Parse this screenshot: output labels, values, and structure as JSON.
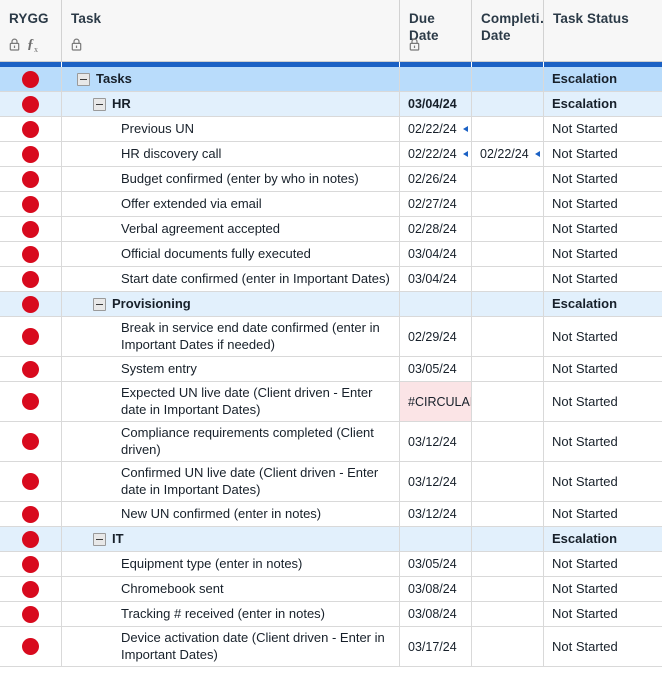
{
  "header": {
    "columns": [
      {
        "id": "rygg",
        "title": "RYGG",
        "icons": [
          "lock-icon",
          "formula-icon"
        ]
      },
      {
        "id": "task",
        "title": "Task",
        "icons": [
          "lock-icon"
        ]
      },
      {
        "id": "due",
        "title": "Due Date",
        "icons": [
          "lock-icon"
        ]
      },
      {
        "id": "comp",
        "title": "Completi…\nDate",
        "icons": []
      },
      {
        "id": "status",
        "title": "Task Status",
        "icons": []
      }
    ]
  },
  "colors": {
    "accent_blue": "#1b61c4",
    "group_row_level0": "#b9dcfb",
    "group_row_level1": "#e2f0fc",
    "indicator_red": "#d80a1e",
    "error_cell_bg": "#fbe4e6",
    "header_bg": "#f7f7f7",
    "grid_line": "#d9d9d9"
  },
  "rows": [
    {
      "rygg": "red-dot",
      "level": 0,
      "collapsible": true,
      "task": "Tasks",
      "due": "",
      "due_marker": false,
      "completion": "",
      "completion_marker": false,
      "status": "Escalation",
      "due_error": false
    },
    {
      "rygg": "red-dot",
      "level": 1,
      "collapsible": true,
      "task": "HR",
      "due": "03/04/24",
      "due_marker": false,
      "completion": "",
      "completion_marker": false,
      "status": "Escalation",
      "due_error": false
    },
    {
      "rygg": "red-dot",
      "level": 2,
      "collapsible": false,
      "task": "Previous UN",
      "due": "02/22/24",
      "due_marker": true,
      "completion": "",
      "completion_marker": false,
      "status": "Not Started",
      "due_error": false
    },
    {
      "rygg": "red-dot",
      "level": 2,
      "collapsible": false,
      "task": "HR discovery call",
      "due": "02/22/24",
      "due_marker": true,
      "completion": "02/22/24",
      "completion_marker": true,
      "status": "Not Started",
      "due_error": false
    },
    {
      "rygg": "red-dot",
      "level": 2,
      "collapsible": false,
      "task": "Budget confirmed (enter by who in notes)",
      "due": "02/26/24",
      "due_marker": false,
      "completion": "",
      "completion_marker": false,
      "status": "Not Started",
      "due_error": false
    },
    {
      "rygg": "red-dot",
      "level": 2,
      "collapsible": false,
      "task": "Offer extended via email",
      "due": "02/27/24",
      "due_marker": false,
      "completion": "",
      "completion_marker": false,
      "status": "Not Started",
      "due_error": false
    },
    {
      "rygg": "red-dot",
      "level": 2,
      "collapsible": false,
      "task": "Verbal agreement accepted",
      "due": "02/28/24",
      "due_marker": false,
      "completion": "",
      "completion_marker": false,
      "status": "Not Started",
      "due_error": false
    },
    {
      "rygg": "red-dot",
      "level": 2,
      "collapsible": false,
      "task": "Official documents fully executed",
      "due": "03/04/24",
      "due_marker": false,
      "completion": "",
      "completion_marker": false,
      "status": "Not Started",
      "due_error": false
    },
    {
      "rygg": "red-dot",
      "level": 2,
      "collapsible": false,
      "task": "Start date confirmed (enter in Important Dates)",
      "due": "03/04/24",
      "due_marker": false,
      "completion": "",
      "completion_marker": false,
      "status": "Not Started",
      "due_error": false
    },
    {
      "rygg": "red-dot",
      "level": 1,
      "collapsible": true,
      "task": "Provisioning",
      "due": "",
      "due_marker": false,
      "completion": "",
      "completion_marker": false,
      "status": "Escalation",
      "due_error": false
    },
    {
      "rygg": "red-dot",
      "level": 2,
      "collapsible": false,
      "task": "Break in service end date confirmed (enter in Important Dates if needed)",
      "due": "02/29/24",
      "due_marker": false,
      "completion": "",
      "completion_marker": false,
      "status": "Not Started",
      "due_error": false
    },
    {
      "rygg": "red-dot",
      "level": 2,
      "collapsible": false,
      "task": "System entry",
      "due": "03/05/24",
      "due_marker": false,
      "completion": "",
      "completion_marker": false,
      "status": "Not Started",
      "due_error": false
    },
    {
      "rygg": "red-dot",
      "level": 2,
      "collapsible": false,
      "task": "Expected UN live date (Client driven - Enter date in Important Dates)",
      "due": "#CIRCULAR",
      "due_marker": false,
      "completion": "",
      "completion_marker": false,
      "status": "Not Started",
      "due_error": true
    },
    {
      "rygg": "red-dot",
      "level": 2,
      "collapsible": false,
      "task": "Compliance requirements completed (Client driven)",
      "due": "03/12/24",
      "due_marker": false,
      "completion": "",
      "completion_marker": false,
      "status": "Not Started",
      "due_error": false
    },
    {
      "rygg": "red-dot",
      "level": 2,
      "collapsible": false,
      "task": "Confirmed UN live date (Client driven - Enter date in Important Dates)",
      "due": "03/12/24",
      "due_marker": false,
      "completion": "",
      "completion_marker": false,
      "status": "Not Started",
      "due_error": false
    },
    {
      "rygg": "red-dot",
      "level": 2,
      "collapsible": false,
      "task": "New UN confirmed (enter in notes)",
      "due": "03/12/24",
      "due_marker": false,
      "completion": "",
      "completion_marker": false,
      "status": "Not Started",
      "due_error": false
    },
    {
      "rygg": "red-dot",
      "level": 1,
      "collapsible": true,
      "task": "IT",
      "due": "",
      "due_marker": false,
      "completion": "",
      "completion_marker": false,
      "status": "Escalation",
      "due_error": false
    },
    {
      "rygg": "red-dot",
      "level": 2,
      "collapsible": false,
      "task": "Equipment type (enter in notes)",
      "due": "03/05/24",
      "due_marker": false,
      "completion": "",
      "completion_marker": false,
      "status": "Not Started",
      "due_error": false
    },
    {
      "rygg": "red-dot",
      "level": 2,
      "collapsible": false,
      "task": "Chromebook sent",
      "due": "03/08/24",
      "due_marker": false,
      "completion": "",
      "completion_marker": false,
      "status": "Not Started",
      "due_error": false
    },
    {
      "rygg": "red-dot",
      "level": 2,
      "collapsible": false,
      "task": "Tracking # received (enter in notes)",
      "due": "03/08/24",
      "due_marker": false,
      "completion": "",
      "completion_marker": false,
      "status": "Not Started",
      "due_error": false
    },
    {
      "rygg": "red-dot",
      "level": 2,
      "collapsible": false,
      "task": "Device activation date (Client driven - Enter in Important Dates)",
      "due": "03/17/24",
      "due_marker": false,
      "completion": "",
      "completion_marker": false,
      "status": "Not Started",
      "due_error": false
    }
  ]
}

**TASK REQUIREMENTS:** Repeat the material exactly as it reads, without any of its pictures.

**EXERCISE ANSWER:**
Parse this screenshot: output labels, values, and structure as JSON.
{
  "header": {
    "columns": [
      {
        "id": "rygg",
        "title": "RYGG",
        "icons": [
          "lock-icon",
          "formula-icon"
        ]
      },
      {
        "id": "task",
        "title": "Task",
        "icons": [
          "lock-icon"
        ]
      },
      {
        "id": "due",
        "title": "Due Date",
        "icons": [
          "lock-icon"
        ]
      },
      {
        "id": "comp",
        "title": "Completi…\nDate",
        "icons": []
      },
      {
        "id": "status",
        "title": "Task Status",
        "icons": []
      }
    ]
  },
  "colors": {
    "accent_blue": "#1b61c4",
    "group_row_level0": "#b9dcfb",
    "group_row_level1": "#e2f0fc",
    "indicator_red": "#d80a1e",
    "error_cell_bg": "#fbe4e6",
    "header_bg": "#f7f7f7",
    "grid_line": "#d9d9d9"
  },
  "rows": [
    {
      "rygg": "red-dot",
      "level": 0,
      "collapsible": true,
      "task": "Tasks",
      "due": "",
      "due_marker": false,
      "completion": "",
      "completion_marker": false,
      "status": "Escalation",
      "due_error": false
    },
    {
      "rygg": "red-dot",
      "level": 1,
      "collapsible": true,
      "task": "HR",
      "due": "03/04/24",
      "due_marker": false,
      "completion": "",
      "completion_marker": false,
      "status": "Escalation",
      "due_error": false
    },
    {
      "rygg": "red-dot",
      "level": 2,
      "collapsible": false,
      "task": "Previous UN",
      "due": "02/22/24",
      "due_marker": true,
      "completion": "",
      "completion_marker": false,
      "status": "Not Started",
      "due_error": false
    },
    {
      "rygg": "red-dot",
      "level": 2,
      "collapsible": false,
      "task": "HR discovery call",
      "due": "02/22/24",
      "due_marker": true,
      "completion": "02/22/24",
      "completion_marker": true,
      "status": "Not Started",
      "due_error": false
    },
    {
      "rygg": "red-dot",
      "level": 2,
      "collapsible": false,
      "task": "Budget confirmed (enter by who in notes)",
      "due": "02/26/24",
      "due_marker": false,
      "completion": "",
      "completion_marker": false,
      "status": "Not Started",
      "due_error": false
    },
    {
      "rygg": "red-dot",
      "level": 2,
      "collapsible": false,
      "task": "Offer extended via email",
      "due": "02/27/24",
      "due_marker": false,
      "completion": "",
      "completion_marker": false,
      "status": "Not Started",
      "due_error": false
    },
    {
      "rygg": "red-dot",
      "level": 2,
      "collapsible": false,
      "task": "Verbal agreement accepted",
      "due": "02/28/24",
      "due_marker": false,
      "completion": "",
      "completion_marker": false,
      "status": "Not Started",
      "due_error": false
    },
    {
      "rygg": "red-dot",
      "level": 2,
      "collapsible": false,
      "task": "Official documents fully executed",
      "due": "03/04/24",
      "due_marker": false,
      "completion": "",
      "completion_marker": false,
      "status": "Not Started",
      "due_error": false
    },
    {
      "rygg": "red-dot",
      "level": 2,
      "collapsible": false,
      "task": "Start date confirmed (enter in Important Dates)",
      "due": "03/04/24",
      "due_marker": false,
      "completion": "",
      "completion_marker": false,
      "status": "Not Started",
      "due_error": false
    },
    {
      "rygg": "red-dot",
      "level": 1,
      "collapsible": true,
      "task": "Provisioning",
      "due": "",
      "due_marker": false,
      "completion": "",
      "completion_marker": false,
      "status": "Escalation",
      "due_error": false
    },
    {
      "rygg": "red-dot",
      "level": 2,
      "collapsible": false,
      "task": "Break in service end date confirmed (enter in Important Dates if needed)",
      "due": "02/29/24",
      "due_marker": false,
      "completion": "",
      "completion_marker": false,
      "status": "Not Started",
      "due_error": false
    },
    {
      "rygg": "red-dot",
      "level": 2,
      "collapsible": false,
      "task": "System entry",
      "due": "03/05/24",
      "due_marker": false,
      "completion": "",
      "completion_marker": false,
      "status": "Not Started",
      "due_error": false
    },
    {
      "rygg": "red-dot",
      "level": 2,
      "collapsible": false,
      "task": "Expected UN live date (Client driven - Enter date in Important Dates)",
      "due": "#CIRCULAR",
      "due_marker": false,
      "completion": "",
      "completion_marker": false,
      "status": "Not Started",
      "due_error": true
    },
    {
      "rygg": "red-dot",
      "level": 2,
      "collapsible": false,
      "task": "Compliance requirements completed (Client driven)",
      "due": "03/12/24",
      "due_marker": false,
      "completion": "",
      "completion_marker": false,
      "status": "Not Started",
      "due_error": false
    },
    {
      "rygg": "red-dot",
      "level": 2,
      "collapsible": false,
      "task": "Confirmed UN live date (Client driven - Enter date in Important Dates)",
      "due": "03/12/24",
      "due_marker": false,
      "completion": "",
      "completion_marker": false,
      "status": "Not Started",
      "due_error": false
    },
    {
      "rygg": "red-dot",
      "level": 2,
      "collapsible": false,
      "task": "New UN confirmed (enter in notes)",
      "due": "03/12/24",
      "due_marker": false,
      "completion": "",
      "completion_marker": false,
      "status": "Not Started",
      "due_error": false
    },
    {
      "rygg": "red-dot",
      "level": 1,
      "collapsible": true,
      "task": "IT",
      "due": "",
      "due_marker": false,
      "completion": "",
      "completion_marker": false,
      "status": "Escalation",
      "due_error": false
    },
    {
      "rygg": "red-dot",
      "level": 2,
      "collapsible": false,
      "task": "Equipment type (enter in notes)",
      "due": "03/05/24",
      "due_marker": false,
      "completion": "",
      "completion_marker": false,
      "status": "Not Started",
      "due_error": false
    },
    {
      "rygg": "red-dot",
      "level": 2,
      "collapsible": false,
      "task": "Chromebook sent",
      "due": "03/08/24",
      "due_marker": false,
      "completion": "",
      "completion_marker": false,
      "status": "Not Started",
      "due_error": false
    },
    {
      "rygg": "red-dot",
      "level": 2,
      "collapsible": false,
      "task": "Tracking # received (enter in notes)",
      "due": "03/08/24",
      "due_marker": false,
      "completion": "",
      "completion_marker": false,
      "status": "Not Started",
      "due_error": false
    },
    {
      "rygg": "red-dot",
      "level": 2,
      "collapsible": false,
      "task": "Device activation date (Client driven - Enter in Important Dates)",
      "due": "03/17/24",
      "due_marker": false,
      "completion": "",
      "completion_marker": false,
      "status": "Not Started",
      "due_error": false
    }
  ]
}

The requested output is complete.